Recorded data
* * * * *
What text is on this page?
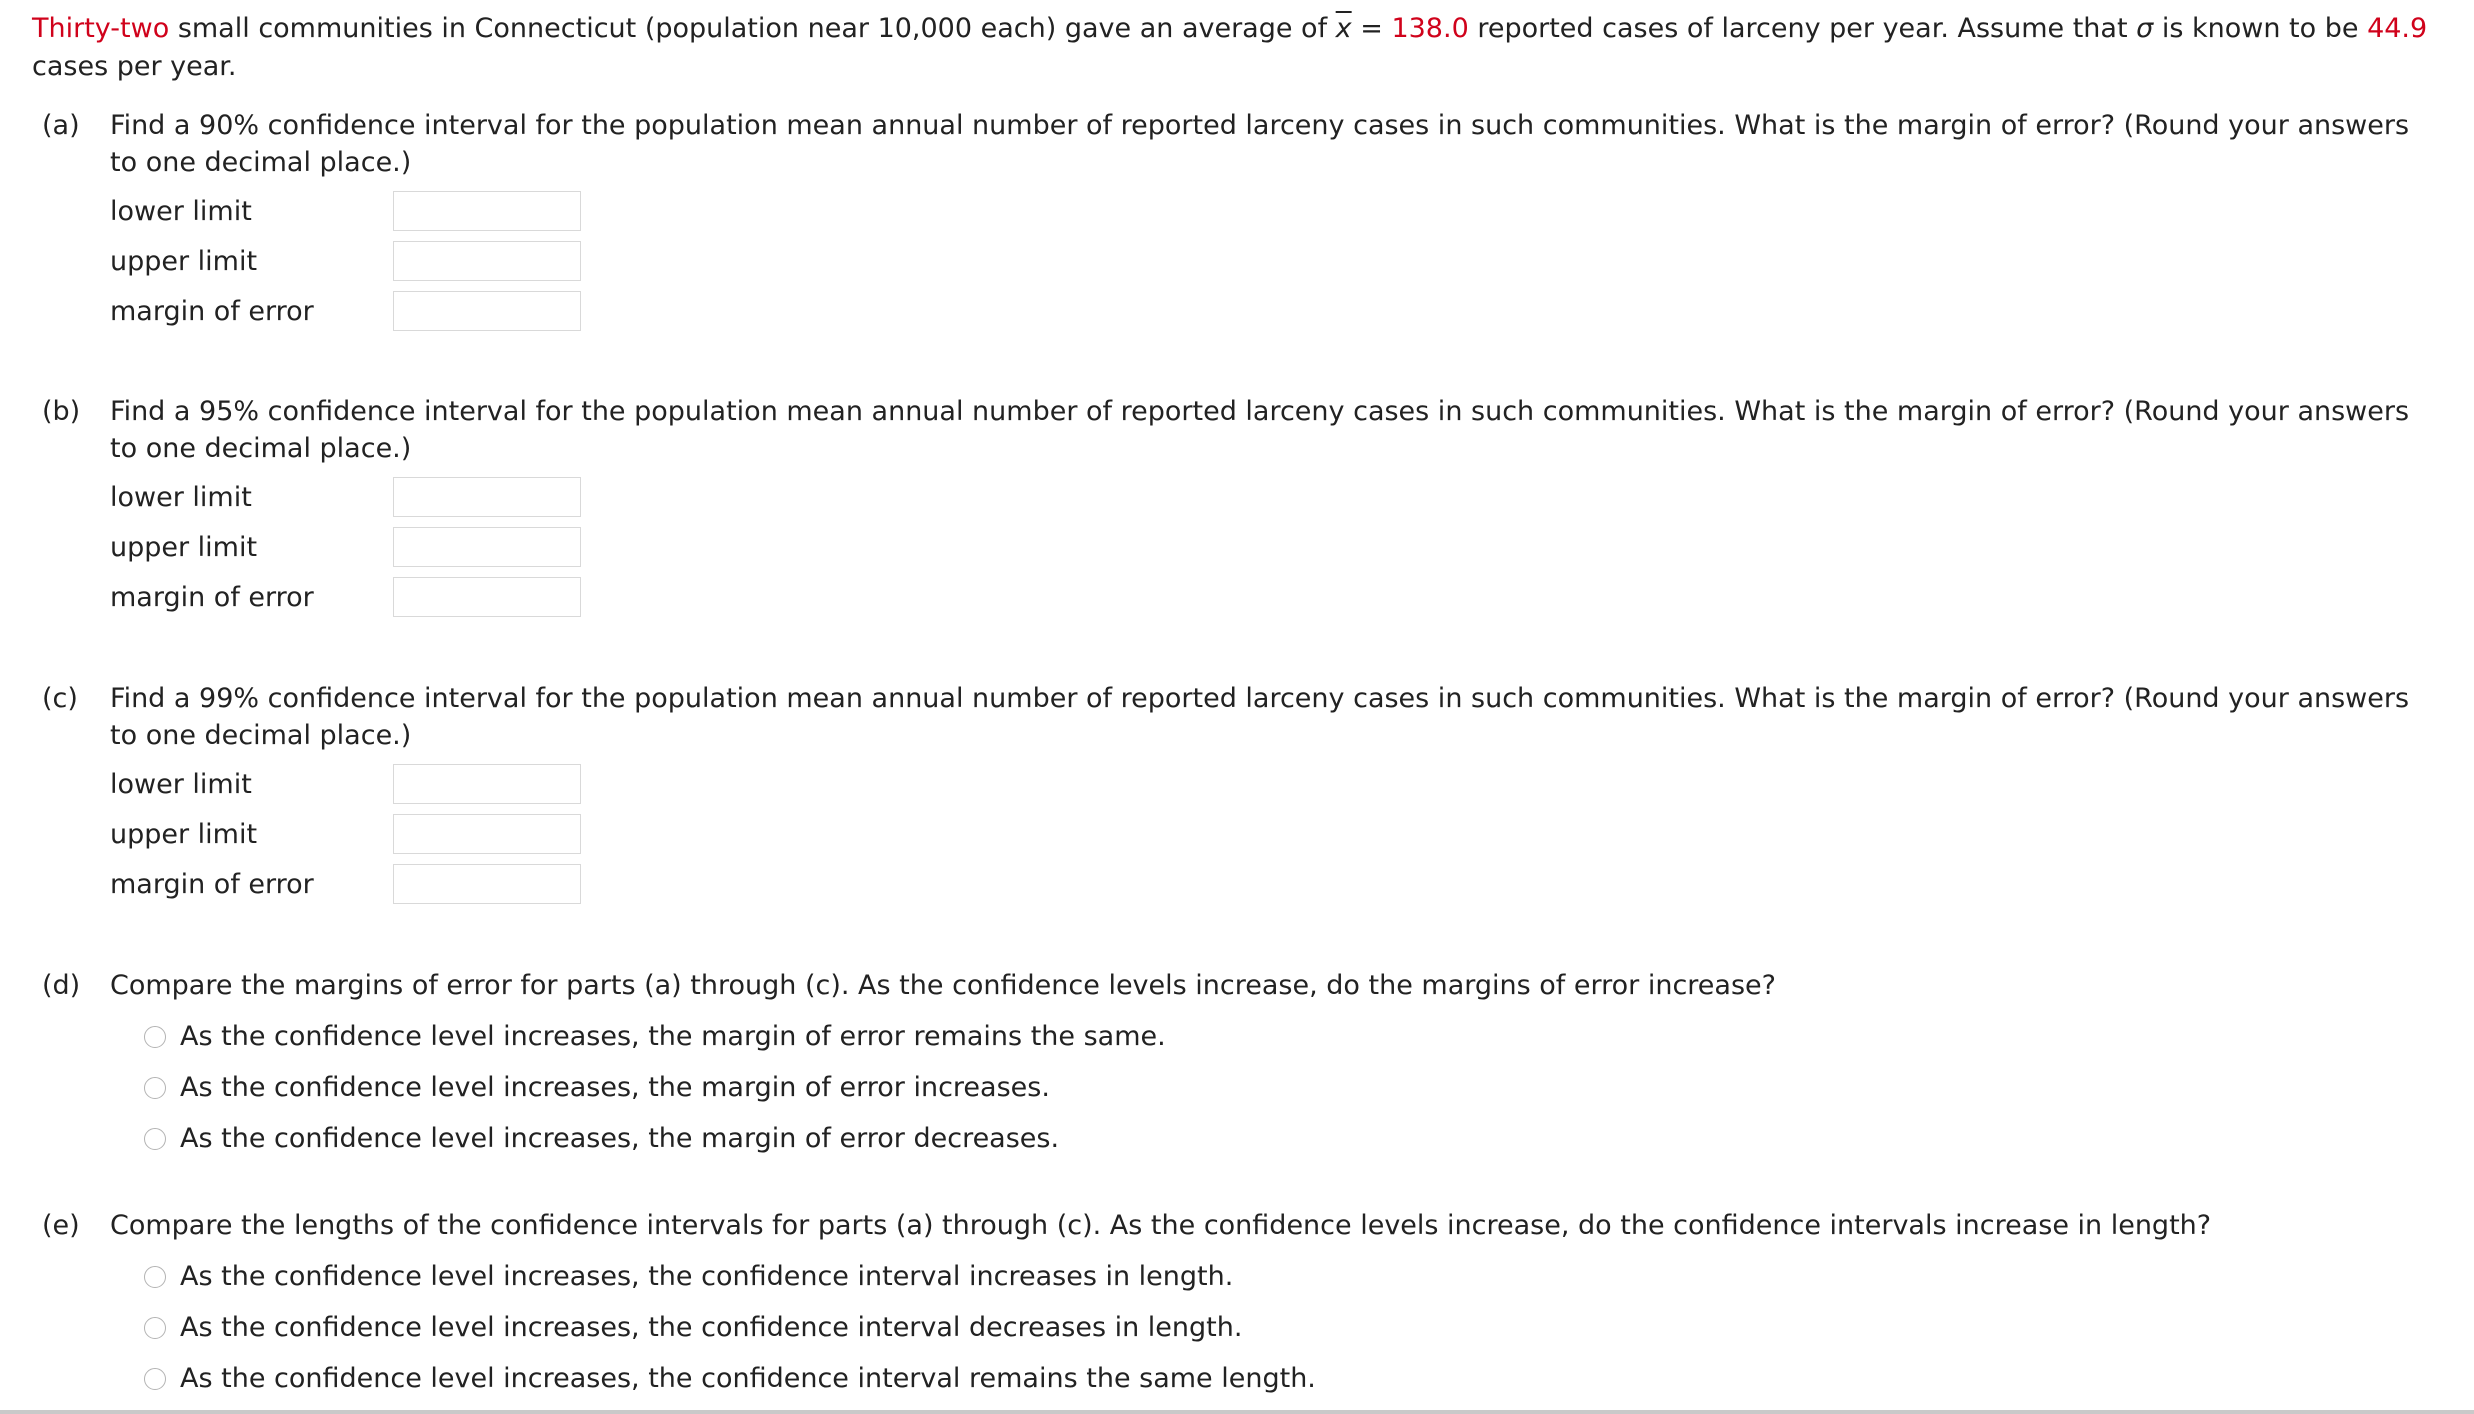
Thirty-two small communities in Connecticut (population near 10,000 each) gave an average of $\overline{x} = 138.0$ reported cases of larceny per year. Assume that σ is known to be 44.9 cases per year.
(a)	Find a 90% confidence interval for the population mean annual number of reported larceny cases in such communities. What is the margin of error? (Round your answers to one decimal place.)
lower limit
upper limit
margin of error
(b)	Find a 95% confidence interval for the population mean annual number of reported larceny cases in such communities. What is the margin of error? (Round your answers to one decimal place.)
lower limit
upper limit
margin of error
(c)	Find a 99% confidence interval for the population mean annual number of reported larceny cases in such communities. What is the margin of error? (Round your answers to one decimal place.)
lower limit
upper limit
margin of error
(d)	Compare the margins of error for parts (a) through (c). As the confidence levels increase, do the margins of error increase?
As the confidence level increases, the margin of error remains the same.
As the confidence level increases, the margin of error increases.
As the confidence level increases, the margin of error decreases.
(e)	Compare the lengths of the confidence intervals for parts (a) through (c). As the confidence levels increase, do the confidence intervals increase in length?
As the confidence level increases, the confidence interval increases in length.
As the confidence level increases, the confidence interval decreases in length.
As the confidence level increases, the confidence interval remains the same length.
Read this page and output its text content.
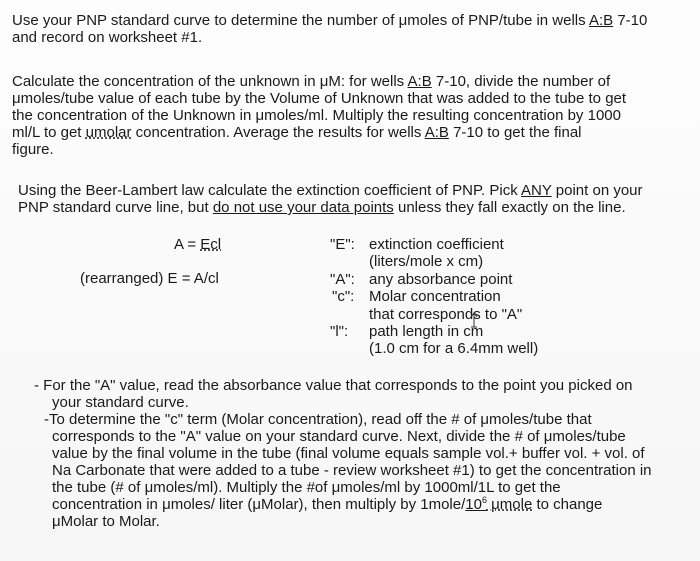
Use your PNP standard curve to determine the number of μmoles of PNP/tube in wells A:B 7-10

and record on worksheet #1.

Calculate the concentration of the unknown in μM: for wells A:B 7-10, divide the number of

μmoles/tube value of each tube by the Volume of Unknown that was added to the tube to get

the concentration of the Unknown in μmoles/ml. Multiply the resulting concentration by 1000

ml/L to get umolar concentration. Average the results for wells A:B 7-10 to get the final

figure.

Using the Beer-Lambert law calculate the extinction coefficient of PNP. Pick ANY point on your

PNP standard curve line, but do not use your data points unless they fall exactly on the line.

A = Ecl

(rearranged) E = A/cl

"E": extinction coefficient

(liters/mole x cm)

"A": any absorbance point

"c": Molar concentration

that corresponds to "A"

"l": path length in cm

(1.0 cm for a 6.4mm well)

- For the "A" value, read the absorbance value that corresponds to the point you picked on

your standard curve.

-To determine the "c" term (Molar concentration), read off the # of μmoles/tube that

corresponds to the "A" value on your standard curve. Next, divide the # of μmoles/tube

value by the final volume in the tube (final volume equals sample vol.+ buffer vol. + vol. of

Na Carbonate that were added to a tube - review worksheet #1) to get the concentration in

the tube (# of μmoles/ml). Multiply the #of μmoles/ml by 1000ml/1L to get the

concentration in μmoles/ liter (μMolar), then multiply by $1mole/10^6$ μmole to change

μMolar to Molar.
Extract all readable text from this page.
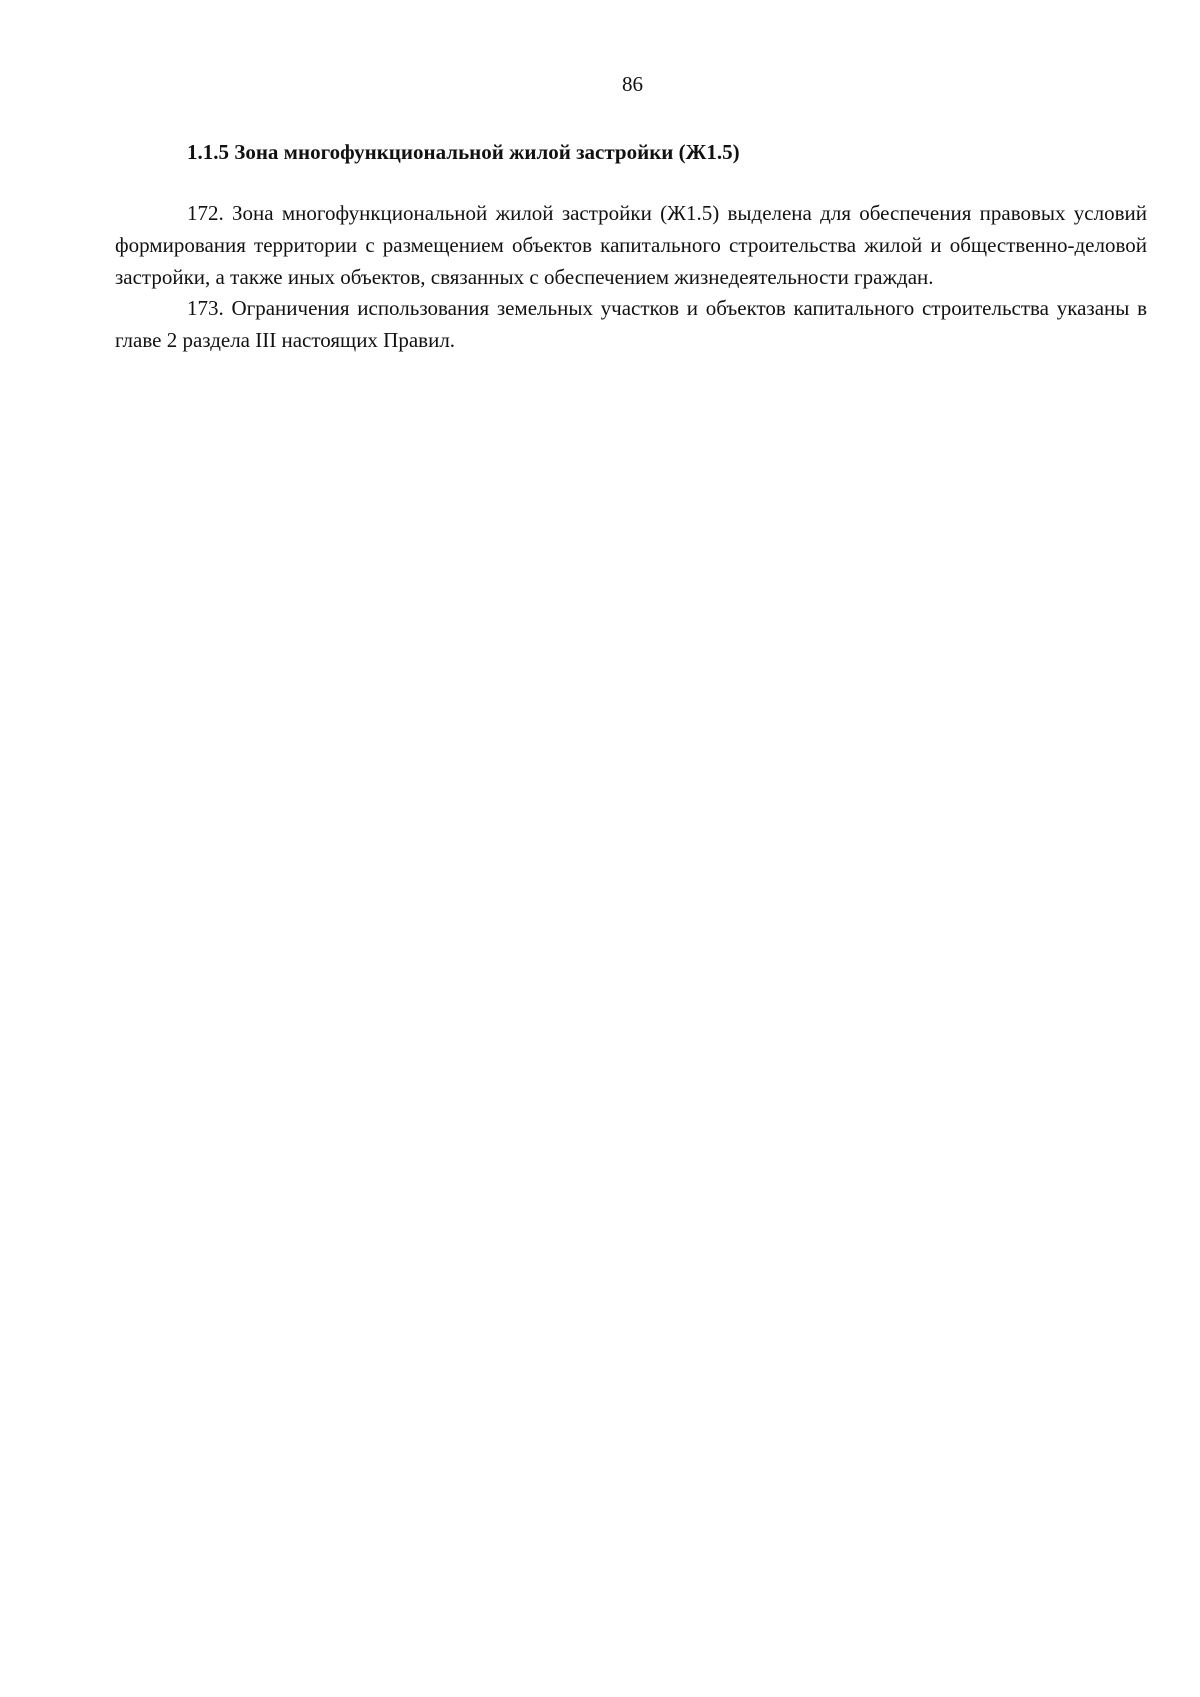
86
1.1.5 Зона многофункциональной жилой застройки (Ж1.5)

172. Зона многофункциональной жилой застройки (Ж1.5) выделена для обеспечения правовых условий формирования территории с размещением объектов капитального строительства жилой и общественно-деловой застройки, а также иных объектов, связанных с обеспечением жизнедеятельности граждан.

173. Ограничения использования земельных участков и объектов капитального строительства указаны в главе 2 раздела III настоящих Правил.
* * * * *
- Given request -
Exactly reproduce the lines beginning at the one that contains "Extract all readable text from this page." and ending at the final line of the material, with the pictures left out.

- Result of this task -
Extract all readable text from this page.
86
1.1.5 Зона многофункциональной жилой застройки (Ж1.5)

172. Зона многофункциональной жилой застройки (Ж1.5) выделена для обеспечения правовых условий формирования территории с размещением объектов капитального строительства жилой и общественно-деловой застройки, а также иных объектов, связанных с обеспечением жизнедеятельности граждан.

173. Ограничения использования земельных участков и объектов капитального строительства указаны в главе 2 раздела III настоящих Правил.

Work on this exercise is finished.